* Begin *

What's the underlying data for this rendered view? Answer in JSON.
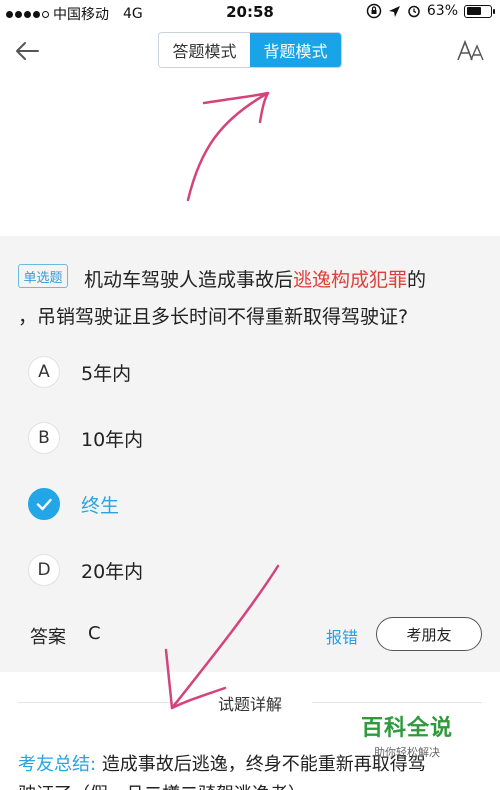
{
  "status_bar": {
    "carrier": "中国移动",
    "network": "4G",
    "time": "20:58",
    "battery": "63%",
    "battery_level": 0.63
  },
  "nav": {
    "mode_answer": "答题模式",
    "mode_recite": "背题模式",
    "active_mode": "背题模式"
  },
  "question": {
    "type_tag": "单选题",
    "text_part1": "机动车驾驶人造成事故后",
    "text_highlight": "逃逸构成犯罪",
    "text_part2": "的",
    "text_line2": "，吊销驾驶证且多长时间不得重新取得驾驶证?",
    "options": [
      {
        "letter": "A",
        "text": "5年内"
      },
      {
        "letter": "B",
        "text": "10年内"
      },
      {
        "letter": "C",
        "text": "终生",
        "selected": true
      },
      {
        "letter": "D",
        "text": "20年内"
      }
    ]
  },
  "answer": {
    "label": "答案",
    "value": "C",
    "report": "报错",
    "ask_friends": "考朋友"
  },
  "detail": {
    "title": "试题详解",
    "summary_label": "考友总结:",
    "summary_text": "造成事故后逃逸，终身不能重新再取得驾",
    "summary_line2": "驶证了（假，且二樽二骑驾逃逸者）"
  },
  "watermark": {
    "title": "百科全说",
    "subtitle": "助你轻松解决"
  },
  "colors": {
    "accent": "#1aa4e8",
    "highlight": "#e0403a",
    "annotation": "#d4437a"
  }
}
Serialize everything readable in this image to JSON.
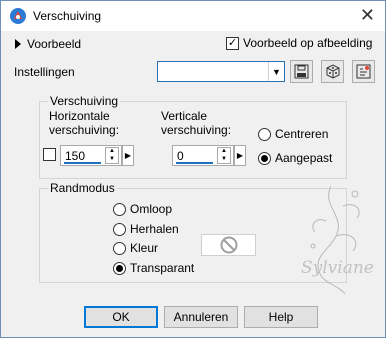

* End *

Output the records above exactly; leave out the pictures.

What's the underlying data for this rendered view? Answer in JSON.
{
  "status_bar": {
    "carrier": "中国移动",
    "network": "4G",
    "time": "20:58",
    "battery": "63%",
    "battery_level": 0.63
  },
  "nav": {
    "mode_answer": "答题模式",
    "mode_recite": "背题模式",
    "active_mode": "背题模式"
  },
  "question": {
    "type_tag": "单选题",
    "text_part1": "机动车驾驶人造成事故后",
    "text_highlight": "逃逸构成犯罪",
    "text_part2": "的",
    "text_line2": "，吊销驾驶证且多长时间不得重新取得驾驶证?",
    "options": [
      {
        "letter": "A",
        "text": "5年内"
      },
      {
        "letter": "B",
        "text": "10年内"
      },
      {
        "letter": "C",
        "text": "终生",
        "selected": true
      },
      {
        "letter": "D",
        "text": "20年内"
      }
    ]
  },
  "answer": {
    "label": "答案",
    "value": "C",
    "report": "报错",
    "ask_friends": "考朋友"
  },
  "detail": {
    "title": "试题详解",
    "summary_label": "考友总结:",
    "summary_text": "造成事故后逃逸，终身不能重新再取得驾",
    "summary_line2": "驶证了（假，且二樽二骑驾逃逸者）"
  },
  "watermark": {
    "title": "百科全说",
    "subtitle": "助你轻松解决"
  },
  "colors": {
    "accent": "#1aa4e8",
    "highlight": "#e0403a",
    "annotation": "#d4437a"
  }
}
Serialize everything readable in this image to JSON.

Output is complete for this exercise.